**WRITTEN TASK**
Output the material below in its entirety, exactly as given.
--- start RECORDED DATA ---
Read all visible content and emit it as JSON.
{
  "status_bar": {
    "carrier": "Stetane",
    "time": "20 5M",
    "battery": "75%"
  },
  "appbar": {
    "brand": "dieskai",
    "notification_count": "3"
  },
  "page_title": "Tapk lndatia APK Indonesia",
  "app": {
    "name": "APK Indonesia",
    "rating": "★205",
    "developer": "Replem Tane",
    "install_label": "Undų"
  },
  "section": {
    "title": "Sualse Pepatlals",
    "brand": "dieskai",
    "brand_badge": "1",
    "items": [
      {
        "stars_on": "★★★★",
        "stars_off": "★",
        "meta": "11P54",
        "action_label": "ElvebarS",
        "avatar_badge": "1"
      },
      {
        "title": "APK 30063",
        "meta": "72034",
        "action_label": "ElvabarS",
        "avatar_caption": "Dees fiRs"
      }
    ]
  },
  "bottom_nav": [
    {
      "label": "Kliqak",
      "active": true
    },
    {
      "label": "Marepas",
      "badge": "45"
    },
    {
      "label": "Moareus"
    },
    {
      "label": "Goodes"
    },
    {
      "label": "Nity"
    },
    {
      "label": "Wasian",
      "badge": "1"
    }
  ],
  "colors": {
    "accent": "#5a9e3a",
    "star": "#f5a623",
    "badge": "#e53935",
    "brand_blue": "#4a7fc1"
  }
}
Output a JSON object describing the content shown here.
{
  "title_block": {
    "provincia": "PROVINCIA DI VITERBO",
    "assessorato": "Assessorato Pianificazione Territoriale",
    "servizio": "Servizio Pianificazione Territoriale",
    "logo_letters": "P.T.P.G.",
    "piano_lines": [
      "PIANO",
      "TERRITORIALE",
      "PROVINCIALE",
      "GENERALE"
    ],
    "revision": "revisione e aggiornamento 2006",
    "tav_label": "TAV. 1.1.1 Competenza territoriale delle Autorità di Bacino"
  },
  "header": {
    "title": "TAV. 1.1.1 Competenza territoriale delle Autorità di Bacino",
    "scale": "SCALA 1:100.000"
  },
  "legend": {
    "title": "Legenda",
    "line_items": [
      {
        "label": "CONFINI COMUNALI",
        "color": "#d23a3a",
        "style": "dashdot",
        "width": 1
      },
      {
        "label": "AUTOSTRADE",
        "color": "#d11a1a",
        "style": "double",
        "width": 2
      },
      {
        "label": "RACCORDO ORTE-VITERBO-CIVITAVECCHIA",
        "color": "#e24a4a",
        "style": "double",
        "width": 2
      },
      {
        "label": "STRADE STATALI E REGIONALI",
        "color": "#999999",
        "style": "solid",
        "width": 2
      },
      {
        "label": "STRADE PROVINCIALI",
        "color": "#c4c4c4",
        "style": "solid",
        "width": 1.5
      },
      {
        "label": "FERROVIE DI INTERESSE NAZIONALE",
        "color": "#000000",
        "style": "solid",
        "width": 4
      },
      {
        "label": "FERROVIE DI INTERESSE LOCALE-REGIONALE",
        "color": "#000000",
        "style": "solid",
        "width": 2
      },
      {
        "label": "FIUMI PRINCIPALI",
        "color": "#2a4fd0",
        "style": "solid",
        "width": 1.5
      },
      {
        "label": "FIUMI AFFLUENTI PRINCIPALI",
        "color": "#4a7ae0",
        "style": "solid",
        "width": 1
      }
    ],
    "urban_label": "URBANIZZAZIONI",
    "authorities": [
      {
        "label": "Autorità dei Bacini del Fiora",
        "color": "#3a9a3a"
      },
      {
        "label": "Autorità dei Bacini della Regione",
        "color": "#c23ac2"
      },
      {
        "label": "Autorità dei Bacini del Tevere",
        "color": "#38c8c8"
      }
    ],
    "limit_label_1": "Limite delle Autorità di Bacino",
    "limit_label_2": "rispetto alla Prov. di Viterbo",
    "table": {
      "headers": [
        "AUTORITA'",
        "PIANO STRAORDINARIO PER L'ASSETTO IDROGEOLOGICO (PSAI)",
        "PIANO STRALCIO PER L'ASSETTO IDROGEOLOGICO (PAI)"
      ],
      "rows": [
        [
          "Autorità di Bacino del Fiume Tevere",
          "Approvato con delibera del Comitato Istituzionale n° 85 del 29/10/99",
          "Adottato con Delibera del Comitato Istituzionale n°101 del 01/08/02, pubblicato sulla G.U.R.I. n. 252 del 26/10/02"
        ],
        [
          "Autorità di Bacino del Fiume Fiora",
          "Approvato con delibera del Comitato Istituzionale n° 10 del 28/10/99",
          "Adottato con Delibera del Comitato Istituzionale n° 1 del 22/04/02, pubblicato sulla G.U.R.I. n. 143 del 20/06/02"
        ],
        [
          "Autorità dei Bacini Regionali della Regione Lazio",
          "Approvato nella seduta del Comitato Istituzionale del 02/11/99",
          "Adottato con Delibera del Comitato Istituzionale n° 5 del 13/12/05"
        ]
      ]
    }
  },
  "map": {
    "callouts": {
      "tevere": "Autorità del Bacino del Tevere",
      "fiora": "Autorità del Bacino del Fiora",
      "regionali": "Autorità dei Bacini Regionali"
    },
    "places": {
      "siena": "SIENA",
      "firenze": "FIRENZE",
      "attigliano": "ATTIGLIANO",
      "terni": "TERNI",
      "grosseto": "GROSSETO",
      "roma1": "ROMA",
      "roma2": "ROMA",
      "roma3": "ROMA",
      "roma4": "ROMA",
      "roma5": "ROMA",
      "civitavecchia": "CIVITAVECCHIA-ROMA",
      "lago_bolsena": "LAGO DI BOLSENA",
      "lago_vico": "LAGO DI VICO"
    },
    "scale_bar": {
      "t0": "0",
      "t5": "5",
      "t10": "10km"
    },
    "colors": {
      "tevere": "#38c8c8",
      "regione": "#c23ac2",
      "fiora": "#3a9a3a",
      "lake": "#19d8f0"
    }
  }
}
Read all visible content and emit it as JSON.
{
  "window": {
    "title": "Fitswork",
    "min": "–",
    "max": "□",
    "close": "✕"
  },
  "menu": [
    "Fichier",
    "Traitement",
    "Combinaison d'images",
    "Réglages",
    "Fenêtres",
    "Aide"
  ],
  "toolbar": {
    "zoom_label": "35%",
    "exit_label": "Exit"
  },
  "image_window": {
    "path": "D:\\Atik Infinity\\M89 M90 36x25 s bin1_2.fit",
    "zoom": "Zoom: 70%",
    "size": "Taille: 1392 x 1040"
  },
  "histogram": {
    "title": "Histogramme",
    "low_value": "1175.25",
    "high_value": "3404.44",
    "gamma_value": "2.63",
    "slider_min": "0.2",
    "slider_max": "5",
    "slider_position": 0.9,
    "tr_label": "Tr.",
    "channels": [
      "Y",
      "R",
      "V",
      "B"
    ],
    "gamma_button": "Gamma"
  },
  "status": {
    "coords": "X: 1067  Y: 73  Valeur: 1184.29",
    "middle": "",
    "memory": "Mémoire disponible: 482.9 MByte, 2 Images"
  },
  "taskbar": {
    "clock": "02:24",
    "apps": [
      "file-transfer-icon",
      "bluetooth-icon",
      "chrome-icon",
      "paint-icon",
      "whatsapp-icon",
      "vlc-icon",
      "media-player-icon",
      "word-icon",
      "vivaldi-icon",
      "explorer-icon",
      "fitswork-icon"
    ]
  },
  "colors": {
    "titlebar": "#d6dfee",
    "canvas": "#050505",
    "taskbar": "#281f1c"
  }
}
--- end RECORDED DATA ---
**TASK ANSWER**
Read all visible content and emit it as JSON.
{
  "status_bar": {
    "carrier": "Stetane",
    "time": "20 5M",
    "battery": "75%"
  },
  "appbar": {
    "brand": "dieskai",
    "notification_count": "3"
  },
  "page_title": "Tapk lndatia APK Indonesia",
  "app": {
    "name": "APK Indonesia",
    "rating": "★205",
    "developer": "Replem Tane",
    "install_label": "Undų"
  },
  "section": {
    "title": "Sualse Pepatlals",
    "brand": "dieskai",
    "brand_badge": "1",
    "items": [
      {
        "stars_on": "★★★★",
        "stars_off": "★",
        "meta": "11P54",
        "action_label": "ElvebarS",
        "avatar_badge": "1"
      },
      {
        "title": "APK 30063",
        "meta": "72034",
        "action_label": "ElvabarS",
        "avatar_caption": "Dees fiRs"
      }
    ]
  },
  "bottom_nav": [
    {
      "label": "Kliqak",
      "active": true
    },
    {
      "label": "Marepas",
      "badge": "45"
    },
    {
      "label": "Moareus"
    },
    {
      "label": "Goodes"
    },
    {
      "label": "Nity"
    },
    {
      "label": "Wasian",
      "badge": "1"
    }
  ],
  "colors": {
    "accent": "#5a9e3a",
    "star": "#f5a623",
    "badge": "#e53935",
    "brand_blue": "#4a7fc1"
  }
}
Output a JSON object describing the content shown here.
{
  "title_block": {
    "provincia": "PROVINCIA DI VITERBO",
    "assessorato": "Assessorato Pianificazione Territoriale",
    "servizio": "Servizio Pianificazione Territoriale",
    "logo_letters": "P.T.P.G.",
    "piano_lines": [
      "PIANO",
      "TERRITORIALE",
      "PROVINCIALE",
      "GENERALE"
    ],
    "revision": "revisione e aggiornamento 2006",
    "tav_label": "TAV. 1.1.1 Competenza territoriale delle Autorità di Bacino"
  },
  "header": {
    "title": "TAV. 1.1.1 Competenza territoriale delle Autorità di Bacino",
    "scale": "SCALA 1:100.000"
  },
  "legend": {
    "title": "Legenda",
    "line_items": [
      {
        "label": "CONFINI COMUNALI",
        "color": "#d23a3a",
        "style": "dashdot",
        "width": 1
      },
      {
        "label": "AUTOSTRADE",
        "color": "#d11a1a",
        "style": "double",
        "width": 2
      },
      {
        "label": "RACCORDO ORTE-VITERBO-CIVITAVECCHIA",
        "color": "#e24a4a",
        "style": "double",
        "width": 2
      },
      {
        "label": "STRADE STATALI E REGIONALI",
        "color": "#999999",
        "style": "solid",
        "width": 2
      },
      {
        "label": "STRADE PROVINCIALI",
        "color": "#c4c4c4",
        "style": "solid",
        "width": 1.5
      },
      {
        "label": "FERROVIE DI INTERESSE NAZIONALE",
        "color": "#000000",
        "style": "solid",
        "width": 4
      },
      {
        "label": "FERROVIE DI INTERESSE LOCALE-REGIONALE",
        "color": "#000000",
        "style": "solid",
        "width": 2
      },
      {
        "label": "FIUMI PRINCIPALI",
        "color": "#2a4fd0",
        "style": "solid",
        "width": 1.5
      },
      {
        "label": "FIUMI AFFLUENTI PRINCIPALI",
        "color": "#4a7ae0",
        "style": "solid",
        "width": 1
      }
    ],
    "urban_label": "URBANIZZAZIONI",
    "authorities": [
      {
        "label": "Autorità dei Bacini del Fiora",
        "color": "#3a9a3a"
      },
      {
        "label": "Autorità dei Bacini della Regione",
        "color": "#c23ac2"
      },
      {
        "label": "Autorità dei Bacini del Tevere",
        "color": "#38c8c8"
      }
    ],
    "limit_label_1": "Limite delle Autorità di Bacino",
    "limit_label_2": "rispetto alla Prov. di Viterbo",
    "table": {
      "headers": [
        "AUTORITA'",
        "PIANO STRAORDINARIO PER L'ASSETTO IDROGEOLOGICO (PSAI)",
        "PIANO STRALCIO PER L'ASSETTO IDROGEOLOGICO (PAI)"
      ],
      "rows": [
        [
          "Autorità di Bacino del Fiume Tevere",
          "Approvato con delibera del Comitato Istituzionale n° 85 del 29/10/99",
          "Adottato con Delibera del Comitato Istituzionale n°101 del 01/08/02, pubblicato sulla G.U.R.I. n. 252 del 26/10/02"
        ],
        [
          "Autorità di Bacino del Fiume Fiora",
          "Approvato con delibera del Comitato Istituzionale n° 10 del 28/10/99",
          "Adottato con Delibera del Comitato Istituzionale n° 1 del 22/04/02, pubblicato sulla G.U.R.I. n. 143 del 20/06/02"
        ],
        [
          "Autorità dei Bacini Regionali della Regione Lazio",
          "Approvato nella seduta del Comitato Istituzionale del 02/11/99",
          "Adottato con Delibera del Comitato Istituzionale n° 5 del 13/12/05"
        ]
      ]
    }
  },
  "map": {
    "callouts": {
      "tevere": "Autorità del Bacino del Tevere",
      "fiora": "Autorità del Bacino del Fiora",
      "regionali": "Autorità dei Bacini Regionali"
    },
    "places": {
      "siena": "SIENA",
      "firenze": "FIRENZE",
      "attigliano": "ATTIGLIANO",
      "terni": "TERNI",
      "grosseto": "GROSSETO",
      "roma1": "ROMA",
      "roma2": "ROMA",
      "roma3": "ROMA",
      "roma4": "ROMA",
      "roma5": "ROMA",
      "civitavecchia": "CIVITAVECCHIA-ROMA",
      "lago_bolsena": "LAGO DI BOLSENA",
      "lago_vico": "LAGO DI VICO"
    },
    "scale_bar": {
      "t0": "0",
      "t5": "5",
      "t10": "10km"
    },
    "colors": {
      "tevere": "#38c8c8",
      "regione": "#c23ac2",
      "fiora": "#3a9a3a",
      "lake": "#19d8f0"
    }
  }
}
Read all visible content and emit it as JSON.
{
  "window": {
    "title": "Fitswork",
    "min": "–",
    "max": "□",
    "close": "✕"
  },
  "menu": [
    "Fichier",
    "Traitement",
    "Combinaison d'images",
    "Réglages",
    "Fenêtres",
    "Aide"
  ],
  "toolbar": {
    "zoom_label": "35%",
    "exit_label": "Exit"
  },
  "image_window": {
    "path": "D:\\Atik Infinity\\M89 M90 36x25 s bin1_2.fit",
    "zoom": "Zoom: 70%",
    "size": "Taille: 1392 x 1040"
  },
  "histogram": {
    "title": "Histogramme",
    "low_value": "1175.25",
    "high_value": "3404.44",
    "gamma_value": "2.63",
    "slider_min": "0.2",
    "slider_max": "5",
    "slider_position": 0.9,
    "tr_label": "Tr.",
    "channels": [
      "Y",
      "R",
      "V",
      "B"
    ],
    "gamma_button": "Gamma"
  },
  "status": {
    "coords": "X: 1067  Y: 73  Valeur: 1184.29",
    "middle": "",
    "memory": "Mémoire disponible: 482.9 MByte, 2 Images"
  },
  "taskbar": {
    "clock": "02:24",
    "apps": [
      "file-transfer-icon",
      "bluetooth-icon",
      "chrome-icon",
      "paint-icon",
      "whatsapp-icon",
      "vlc-icon",
      "media-player-icon",
      "word-icon",
      "vivaldi-icon",
      "explorer-icon",
      "fitswork-icon"
    ]
  },
  "colors": {
    "titlebar": "#d6dfee",
    "canvas": "#050505",
    "taskbar": "#281f1c"
  }
}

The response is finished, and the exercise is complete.